## start INPUT DATA
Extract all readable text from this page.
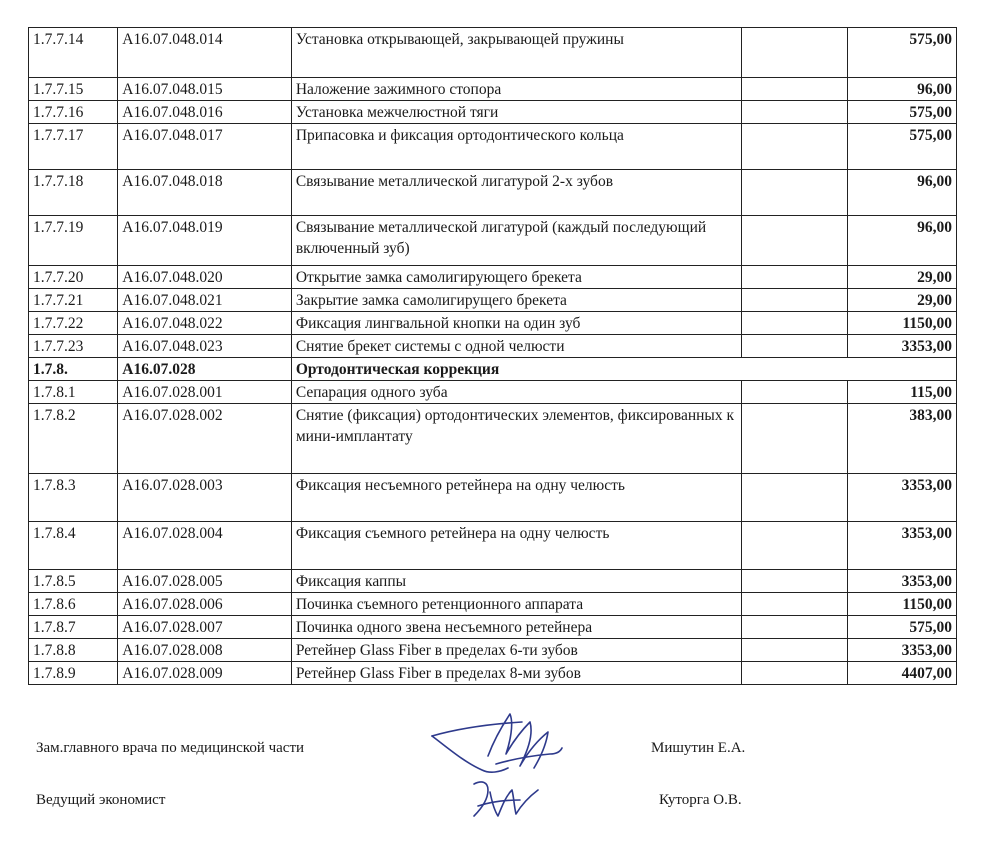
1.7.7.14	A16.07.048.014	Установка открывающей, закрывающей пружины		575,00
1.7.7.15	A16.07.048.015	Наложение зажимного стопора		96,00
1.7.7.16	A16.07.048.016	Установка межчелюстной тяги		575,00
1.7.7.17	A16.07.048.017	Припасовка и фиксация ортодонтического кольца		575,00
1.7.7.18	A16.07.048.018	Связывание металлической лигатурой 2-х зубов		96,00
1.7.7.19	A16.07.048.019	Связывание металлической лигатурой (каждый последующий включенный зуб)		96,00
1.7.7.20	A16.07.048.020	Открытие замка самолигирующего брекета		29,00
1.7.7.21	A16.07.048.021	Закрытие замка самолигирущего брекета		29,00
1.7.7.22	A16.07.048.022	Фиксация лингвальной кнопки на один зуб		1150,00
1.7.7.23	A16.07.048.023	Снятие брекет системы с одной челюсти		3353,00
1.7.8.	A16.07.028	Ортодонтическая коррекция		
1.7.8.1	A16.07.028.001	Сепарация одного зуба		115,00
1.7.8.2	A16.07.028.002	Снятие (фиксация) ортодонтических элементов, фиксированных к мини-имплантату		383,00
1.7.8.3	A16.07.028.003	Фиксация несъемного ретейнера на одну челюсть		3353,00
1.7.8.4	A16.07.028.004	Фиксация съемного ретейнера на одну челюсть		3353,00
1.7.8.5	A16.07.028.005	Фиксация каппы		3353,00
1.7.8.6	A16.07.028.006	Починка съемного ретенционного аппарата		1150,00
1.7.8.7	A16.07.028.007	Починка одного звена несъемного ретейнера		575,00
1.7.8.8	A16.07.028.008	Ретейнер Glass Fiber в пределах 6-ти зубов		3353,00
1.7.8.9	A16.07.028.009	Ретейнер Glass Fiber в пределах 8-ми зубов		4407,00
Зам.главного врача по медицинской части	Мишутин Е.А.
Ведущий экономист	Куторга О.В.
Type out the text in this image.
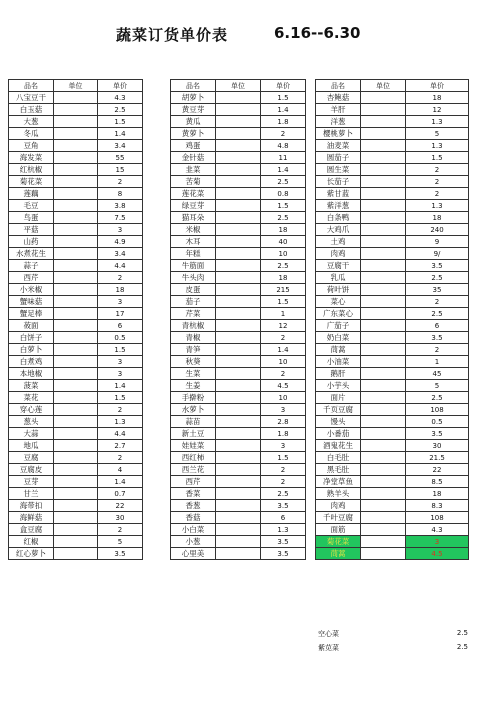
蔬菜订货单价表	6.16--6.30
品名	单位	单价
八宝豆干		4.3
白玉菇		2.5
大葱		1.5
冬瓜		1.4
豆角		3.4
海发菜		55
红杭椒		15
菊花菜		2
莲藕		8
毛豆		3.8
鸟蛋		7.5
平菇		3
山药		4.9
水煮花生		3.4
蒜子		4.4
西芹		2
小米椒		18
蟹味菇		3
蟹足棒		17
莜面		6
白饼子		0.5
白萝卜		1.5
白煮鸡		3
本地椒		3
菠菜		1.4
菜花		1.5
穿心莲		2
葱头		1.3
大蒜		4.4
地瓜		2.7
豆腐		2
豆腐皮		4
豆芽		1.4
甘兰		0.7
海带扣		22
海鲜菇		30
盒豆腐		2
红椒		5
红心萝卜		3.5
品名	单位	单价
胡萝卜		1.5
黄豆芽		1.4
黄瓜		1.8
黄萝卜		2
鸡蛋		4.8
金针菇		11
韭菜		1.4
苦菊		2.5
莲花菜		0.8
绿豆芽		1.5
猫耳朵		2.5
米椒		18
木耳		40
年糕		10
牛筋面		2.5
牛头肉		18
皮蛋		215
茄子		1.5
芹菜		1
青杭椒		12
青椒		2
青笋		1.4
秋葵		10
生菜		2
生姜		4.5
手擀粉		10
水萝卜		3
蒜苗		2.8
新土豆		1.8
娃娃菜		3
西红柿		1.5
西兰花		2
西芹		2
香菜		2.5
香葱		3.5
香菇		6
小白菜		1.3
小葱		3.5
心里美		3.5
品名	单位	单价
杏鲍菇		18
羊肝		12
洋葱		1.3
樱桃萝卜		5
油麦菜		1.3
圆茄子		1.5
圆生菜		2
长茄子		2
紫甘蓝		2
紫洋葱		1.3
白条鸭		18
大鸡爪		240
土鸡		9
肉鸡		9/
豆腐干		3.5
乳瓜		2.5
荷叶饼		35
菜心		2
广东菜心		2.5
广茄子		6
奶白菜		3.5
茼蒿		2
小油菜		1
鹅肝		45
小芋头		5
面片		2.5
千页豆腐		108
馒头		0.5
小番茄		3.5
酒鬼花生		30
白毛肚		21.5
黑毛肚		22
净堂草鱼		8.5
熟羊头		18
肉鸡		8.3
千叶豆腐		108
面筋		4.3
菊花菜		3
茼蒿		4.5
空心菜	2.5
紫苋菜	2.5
## end INPUT DATA
Where a line above contains the word "лигатурой", copy that line.

TASK RESULT –
1.7.7.18	A16.07.048.018	Связывание металлической лигатурой 2-х зубов		96,00
1.7.7.19	A16.07.048.019	Связывание металлической лигатурой (каждый последующий включенный зуб)		96,00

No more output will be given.